#### WHAT TO PRODUCE:
Copy all entries without alteration and skip the pictures they hold.

#### RECORDS SHOWN:
####################
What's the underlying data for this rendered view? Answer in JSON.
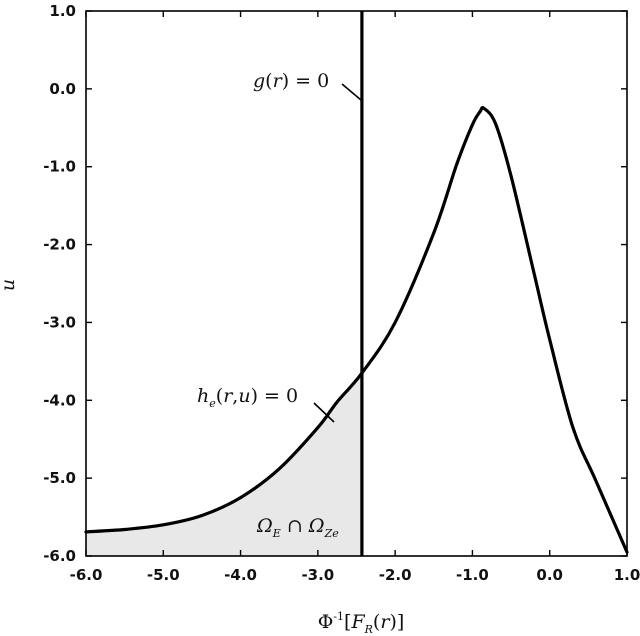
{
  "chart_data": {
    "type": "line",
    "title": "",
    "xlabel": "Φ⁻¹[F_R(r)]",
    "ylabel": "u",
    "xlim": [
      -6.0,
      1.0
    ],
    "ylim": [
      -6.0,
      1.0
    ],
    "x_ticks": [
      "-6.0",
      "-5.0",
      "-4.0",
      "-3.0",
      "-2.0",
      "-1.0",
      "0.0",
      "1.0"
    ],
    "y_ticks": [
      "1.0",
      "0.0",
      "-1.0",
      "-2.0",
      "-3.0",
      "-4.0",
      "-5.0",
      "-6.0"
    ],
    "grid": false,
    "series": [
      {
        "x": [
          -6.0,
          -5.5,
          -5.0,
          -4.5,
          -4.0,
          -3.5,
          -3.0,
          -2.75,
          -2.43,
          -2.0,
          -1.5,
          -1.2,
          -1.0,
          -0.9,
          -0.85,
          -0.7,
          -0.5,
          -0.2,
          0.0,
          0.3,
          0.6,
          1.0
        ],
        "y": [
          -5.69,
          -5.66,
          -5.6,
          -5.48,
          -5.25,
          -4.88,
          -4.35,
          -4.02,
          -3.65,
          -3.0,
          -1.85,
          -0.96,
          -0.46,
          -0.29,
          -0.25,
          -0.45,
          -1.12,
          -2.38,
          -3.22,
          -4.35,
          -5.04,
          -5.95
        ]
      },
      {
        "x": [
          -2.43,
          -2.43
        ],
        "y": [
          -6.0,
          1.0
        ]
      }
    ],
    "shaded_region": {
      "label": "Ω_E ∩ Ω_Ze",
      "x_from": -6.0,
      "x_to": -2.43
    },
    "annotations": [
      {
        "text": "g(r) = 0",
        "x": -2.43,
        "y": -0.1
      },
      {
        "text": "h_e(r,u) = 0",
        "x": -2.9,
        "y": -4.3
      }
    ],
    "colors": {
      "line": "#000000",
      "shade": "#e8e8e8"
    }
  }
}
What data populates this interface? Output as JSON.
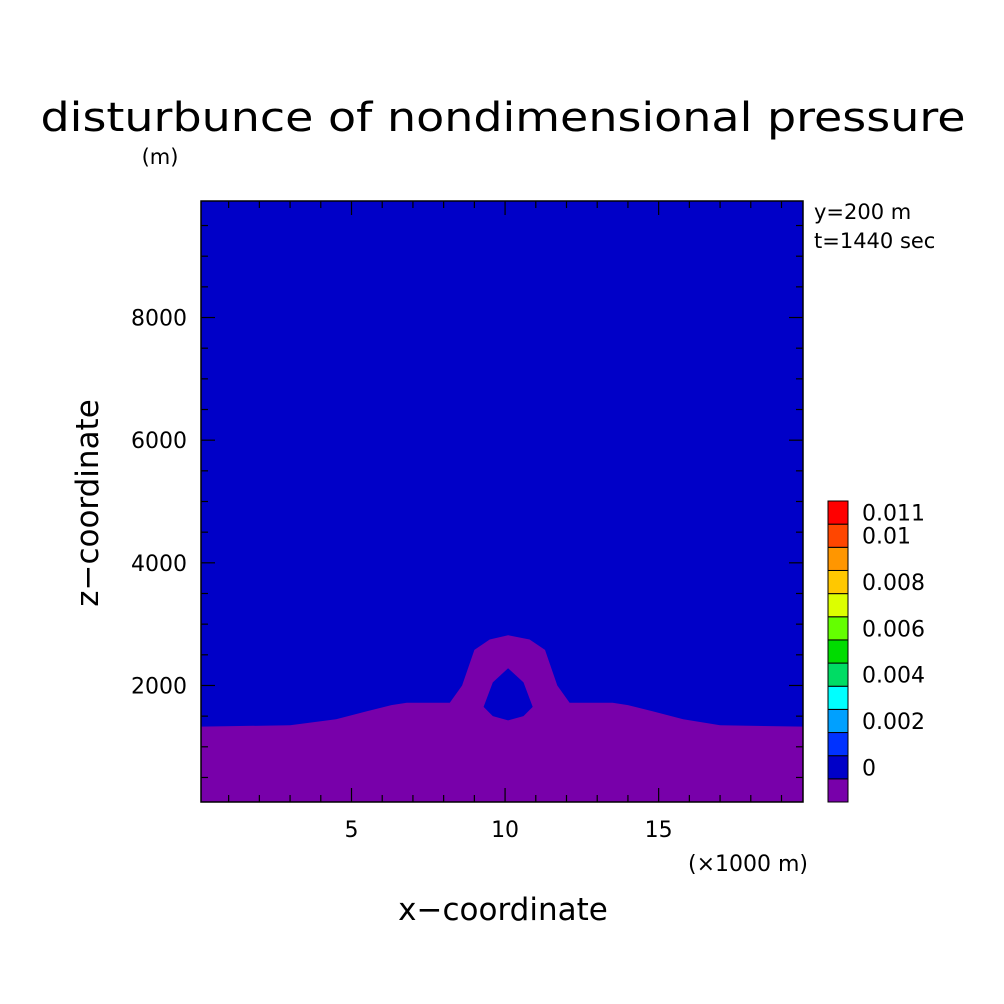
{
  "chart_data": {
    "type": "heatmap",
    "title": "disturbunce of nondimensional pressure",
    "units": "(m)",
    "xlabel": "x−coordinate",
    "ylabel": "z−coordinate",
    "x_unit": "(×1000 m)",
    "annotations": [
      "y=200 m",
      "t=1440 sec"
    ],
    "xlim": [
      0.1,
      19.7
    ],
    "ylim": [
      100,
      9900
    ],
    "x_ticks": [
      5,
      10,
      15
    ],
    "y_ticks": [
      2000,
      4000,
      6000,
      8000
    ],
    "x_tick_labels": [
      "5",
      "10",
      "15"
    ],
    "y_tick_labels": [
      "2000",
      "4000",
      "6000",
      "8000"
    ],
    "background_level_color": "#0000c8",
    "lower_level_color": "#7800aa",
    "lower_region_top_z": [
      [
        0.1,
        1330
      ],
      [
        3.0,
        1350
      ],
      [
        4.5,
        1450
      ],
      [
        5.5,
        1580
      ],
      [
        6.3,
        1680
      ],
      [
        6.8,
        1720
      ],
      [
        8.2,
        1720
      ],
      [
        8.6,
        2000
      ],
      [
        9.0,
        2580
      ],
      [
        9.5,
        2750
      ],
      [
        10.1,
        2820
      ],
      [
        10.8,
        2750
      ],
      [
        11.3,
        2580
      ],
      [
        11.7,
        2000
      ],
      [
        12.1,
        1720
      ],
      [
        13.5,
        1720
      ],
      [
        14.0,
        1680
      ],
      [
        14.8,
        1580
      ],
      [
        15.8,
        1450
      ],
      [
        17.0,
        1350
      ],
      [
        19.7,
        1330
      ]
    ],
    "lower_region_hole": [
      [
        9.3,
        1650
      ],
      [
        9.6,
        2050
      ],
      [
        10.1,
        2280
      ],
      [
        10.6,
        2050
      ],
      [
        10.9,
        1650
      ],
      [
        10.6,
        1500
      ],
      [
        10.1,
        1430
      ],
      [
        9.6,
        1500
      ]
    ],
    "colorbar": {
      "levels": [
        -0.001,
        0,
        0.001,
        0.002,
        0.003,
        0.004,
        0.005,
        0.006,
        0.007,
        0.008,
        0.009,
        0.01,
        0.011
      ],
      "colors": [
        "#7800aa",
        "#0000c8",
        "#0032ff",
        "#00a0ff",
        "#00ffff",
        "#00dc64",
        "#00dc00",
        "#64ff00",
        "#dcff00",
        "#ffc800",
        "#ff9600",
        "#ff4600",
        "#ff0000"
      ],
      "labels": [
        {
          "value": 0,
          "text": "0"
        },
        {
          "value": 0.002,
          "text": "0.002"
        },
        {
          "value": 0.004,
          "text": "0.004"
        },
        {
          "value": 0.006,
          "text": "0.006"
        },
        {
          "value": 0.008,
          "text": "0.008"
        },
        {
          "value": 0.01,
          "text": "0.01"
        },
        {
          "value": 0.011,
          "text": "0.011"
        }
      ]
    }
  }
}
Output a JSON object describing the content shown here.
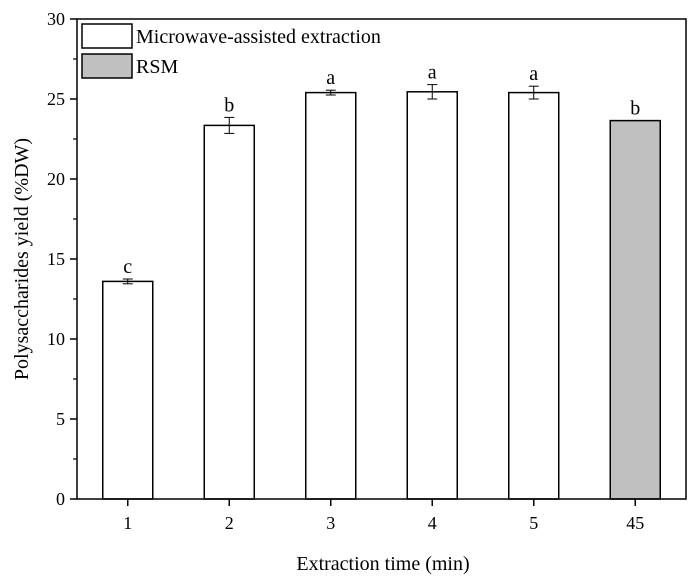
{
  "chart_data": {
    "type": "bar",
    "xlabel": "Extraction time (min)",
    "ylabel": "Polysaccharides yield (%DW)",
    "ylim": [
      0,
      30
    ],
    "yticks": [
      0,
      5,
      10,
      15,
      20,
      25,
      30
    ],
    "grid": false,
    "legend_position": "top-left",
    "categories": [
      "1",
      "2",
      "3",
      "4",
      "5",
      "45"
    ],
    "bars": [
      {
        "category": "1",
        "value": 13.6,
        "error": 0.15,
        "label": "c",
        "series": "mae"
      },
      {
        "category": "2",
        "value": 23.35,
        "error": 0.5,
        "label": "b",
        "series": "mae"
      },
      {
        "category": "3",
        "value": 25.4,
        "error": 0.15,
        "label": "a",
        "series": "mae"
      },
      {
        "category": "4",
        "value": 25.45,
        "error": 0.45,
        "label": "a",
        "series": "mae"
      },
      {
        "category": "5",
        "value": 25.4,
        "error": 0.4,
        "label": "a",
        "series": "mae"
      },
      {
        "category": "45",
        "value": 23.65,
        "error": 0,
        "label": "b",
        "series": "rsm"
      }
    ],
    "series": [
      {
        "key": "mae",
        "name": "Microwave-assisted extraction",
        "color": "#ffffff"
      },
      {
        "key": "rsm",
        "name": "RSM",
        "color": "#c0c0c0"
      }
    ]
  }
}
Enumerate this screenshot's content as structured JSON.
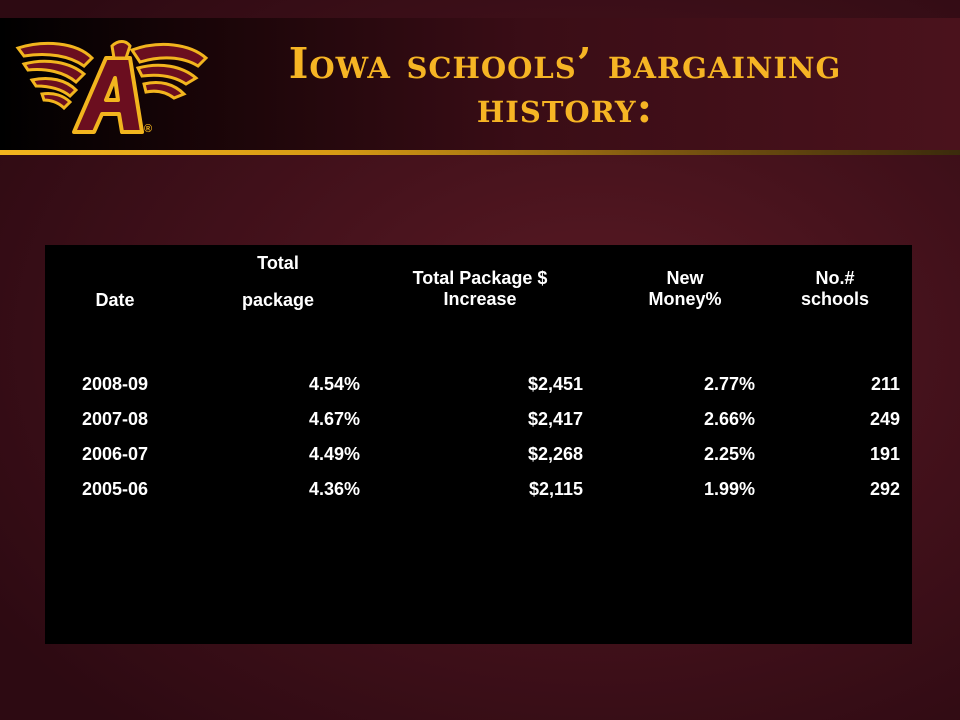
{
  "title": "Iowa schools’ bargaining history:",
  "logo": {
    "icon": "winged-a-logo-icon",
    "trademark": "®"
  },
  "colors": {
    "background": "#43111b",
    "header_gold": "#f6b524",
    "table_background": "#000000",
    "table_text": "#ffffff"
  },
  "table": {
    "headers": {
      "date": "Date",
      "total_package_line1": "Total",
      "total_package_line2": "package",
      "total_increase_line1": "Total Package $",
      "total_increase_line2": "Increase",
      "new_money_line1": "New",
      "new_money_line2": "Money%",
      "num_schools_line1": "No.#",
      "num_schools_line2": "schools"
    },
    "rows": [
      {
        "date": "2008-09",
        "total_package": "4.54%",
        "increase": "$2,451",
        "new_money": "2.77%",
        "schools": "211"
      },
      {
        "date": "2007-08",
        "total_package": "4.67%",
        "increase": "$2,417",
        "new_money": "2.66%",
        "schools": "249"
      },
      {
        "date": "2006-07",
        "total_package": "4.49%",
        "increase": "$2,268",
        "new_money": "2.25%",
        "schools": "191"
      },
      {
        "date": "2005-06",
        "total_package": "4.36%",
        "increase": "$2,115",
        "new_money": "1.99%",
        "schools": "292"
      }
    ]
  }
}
####################
#### FULL SOLUTION:
What's the underlying data for this rendered view? Answer in JSON.
{
  "chart_data": {
    "type": "line",
    "title": "",
    "xlabel": "Φ⁻¹[F_R(r)]",
    "ylabel": "u",
    "xlim": [
      -6.0,
      1.0
    ],
    "ylim": [
      -6.0,
      1.0
    ],
    "x_ticks": [
      "-6.0",
      "-5.0",
      "-4.0",
      "-3.0",
      "-2.0",
      "-1.0",
      "0.0",
      "1.0"
    ],
    "y_ticks": [
      "1.0",
      "0.0",
      "-1.0",
      "-2.0",
      "-3.0",
      "-4.0",
      "-5.0",
      "-6.0"
    ],
    "grid": false,
    "series": [
      {
        "x": [
          -6.0,
          -5.5,
          -5.0,
          -4.5,
          -4.0,
          -3.5,
          -3.0,
          -2.75,
          -2.43,
          -2.0,
          -1.5,
          -1.2,
          -1.0,
          -0.9,
          -0.85,
          -0.7,
          -0.5,
          -0.2,
          0.0,
          0.3,
          0.6,
          1.0
        ],
        "y": [
          -5.69,
          -5.66,
          -5.6,
          -5.48,
          -5.25,
          -4.88,
          -4.35,
          -4.02,
          -3.65,
          -3.0,
          -1.85,
          -0.96,
          -0.46,
          -0.29,
          -0.25,
          -0.45,
          -1.12,
          -2.38,
          -3.22,
          -4.35,
          -5.04,
          -5.95
        ]
      },
      {
        "x": [
          -2.43,
          -2.43
        ],
        "y": [
          -6.0,
          1.0
        ]
      }
    ],
    "shaded_region": {
      "label": "Ω_E ∩ Ω_Ze",
      "x_from": -6.0,
      "x_to": -2.43
    },
    "annotations": [
      {
        "text": "g(r) = 0",
        "x": -2.43,
        "y": -0.1
      },
      {
        "text": "h_e(r,u) = 0",
        "x": -2.9,
        "y": -4.3
      }
    ],
    "colors": {
      "line": "#000000",
      "shade": "#e8e8e8"
    }
  }
}
What data populates this interface? Output as JSON.
{
  "chart_data": {
    "type": "heatmap",
    "title": "disturbunce of nondimensional pressure",
    "units": "(m)",
    "xlabel": "x−coordinate",
    "ylabel": "z−coordinate",
    "x_unit": "(×1000 m)",
    "annotations": [
      "y=200 m",
      "t=1440 sec"
    ],
    "xlim": [
      0.1,
      19.7
    ],
    "ylim": [
      100,
      9900
    ],
    "x_ticks": [
      5,
      10,
      15
    ],
    "y_ticks": [
      2000,
      4000,
      6000,
      8000
    ],
    "x_tick_labels": [
      "5",
      "10",
      "15"
    ],
    "y_tick_labels": [
      "2000",
      "4000",
      "6000",
      "8000"
    ],
    "background_level_color": "#0000c8",
    "lower_level_color": "#7800aa",
    "lower_region_top_z": [
      [
        0.1,
        1330
      ],
      [
        3.0,
        1350
      ],
      [
        4.5,
        1450
      ],
      [
        5.5,
        1580
      ],
      [
        6.3,
        1680
      ],
      [
        6.8,
        1720
      ],
      [
        8.2,
        1720
      ],
      [
        8.6,
        2000
      ],
      [
        9.0,
        2580
      ],
      [
        9.5,
        2750
      ],
      [
        10.1,
        2820
      ],
      [
        10.8,
        2750
      ],
      [
        11.3,
        2580
      ],
      [
        11.7,
        2000
      ],
      [
        12.1,
        1720
      ],
      [
        13.5,
        1720
      ],
      [
        14.0,
        1680
      ],
      [
        14.8,
        1580
      ],
      [
        15.8,
        1450
      ],
      [
        17.0,
        1350
      ],
      [
        19.7,
        1330
      ]
    ],
    "lower_region_hole": [
      [
        9.3,
        1650
      ],
      [
        9.6,
        2050
      ],
      [
        10.1,
        2280
      ],
      [
        10.6,
        2050
      ],
      [
        10.9,
        1650
      ],
      [
        10.6,
        1500
      ],
      [
        10.1,
        1430
      ],
      [
        9.6,
        1500
      ]
    ],
    "colorbar": {
      "levels": [
        -0.001,
        0,
        0.001,
        0.002,
        0.003,
        0.004,
        0.005,
        0.006,
        0.007,
        0.008,
        0.009,
        0.01,
        0.011
      ],
      "colors": [
        "#7800aa",
        "#0000c8",
        "#0032ff",
        "#00a0ff",
        "#00ffff",
        "#00dc64",
        "#00dc00",
        "#64ff00",
        "#dcff00",
        "#ffc800",
        "#ff9600",
        "#ff4600",
        "#ff0000"
      ],
      "labels": [
        {
          "value": 0,
          "text": "0"
        },
        {
          "value": 0.002,
          "text": "0.002"
        },
        {
          "value": 0.004,
          "text": "0.004"
        },
        {
          "value": 0.006,
          "text": "0.006"
        },
        {
          "value": 0.008,
          "text": "0.008"
        },
        {
          "value": 0.01,
          "text": "0.01"
        },
        {
          "value": 0.011,
          "text": "0.011"
        }
      ]
    }
  }
}
Output a JSON object describing the content shown here.
{
  "chart_data": {
    "type": "bar",
    "xlabel": "Extraction time (min)",
    "ylabel": "Polysaccharides yield (%DW)",
    "ylim": [
      0,
      30
    ],
    "yticks": [
      0,
      5,
      10,
      15,
      20,
      25,
      30
    ],
    "grid": false,
    "legend_position": "top-left",
    "categories": [
      "1",
      "2",
      "3",
      "4",
      "5",
      "45"
    ],
    "bars": [
      {
        "category": "1",
        "value": 13.6,
        "error": 0.15,
        "label": "c",
        "series": "mae"
      },
      {
        "category": "2",
        "value": 23.35,
        "error": 0.5,
        "label": "b",
        "series": "mae"
      },
      {
        "category": "3",
        "value": 25.4,
        "error": 0.15,
        "label": "a",
        "series": "mae"
      },
      {
        "category": "4",
        "value": 25.45,
        "error": 0.45,
        "label": "a",
        "series": "mae"
      },
      {
        "category": "5",
        "value": 25.4,
        "error": 0.4,
        "label": "a",
        "series": "mae"
      },
      {
        "category": "45",
        "value": 23.65,
        "error": 0,
        "label": "b",
        "series": "rsm"
      }
    ],
    "series": [
      {
        "key": "mae",
        "name": "Microwave-assisted extraction",
        "color": "#ffffff"
      },
      {
        "key": "rsm",
        "name": "RSM",
        "color": "#c0c0c0"
      }
    ]
  }
}
Enumerate this screenshot's content as structured JSON.
{
  "title": "Iowa schools’ bargaining history:",
  "logo": {
    "icon": "winged-a-logo-icon",
    "trademark": "®"
  },
  "colors": {
    "background": "#43111b",
    "header_gold": "#f6b524",
    "table_background": "#000000",
    "table_text": "#ffffff"
  },
  "table": {
    "headers": {
      "date": "Date",
      "total_package_line1": "Total",
      "total_package_line2": "package",
      "total_increase_line1": "Total Package $",
      "total_increase_line2": "Increase",
      "new_money_line1": "New",
      "new_money_line2": "Money%",
      "num_schools_line1": "No.#",
      "num_schools_line2": "schools"
    },
    "rows": [
      {
        "date": "2008-09",
        "total_package": "4.54%",
        "increase": "$2,451",
        "new_money": "2.77%",
        "schools": "211"
      },
      {
        "date": "2007-08",
        "total_package": "4.67%",
        "increase": "$2,417",
        "new_money": "2.66%",
        "schools": "249"
      },
      {
        "date": "2006-07",
        "total_package": "4.49%",
        "increase": "$2,268",
        "new_money": "2.25%",
        "schools": "191"
      },
      {
        "date": "2005-06",
        "total_package": "4.36%",
        "increase": "$2,115",
        "new_money": "1.99%",
        "schools": "292"
      }
    ]
  }
}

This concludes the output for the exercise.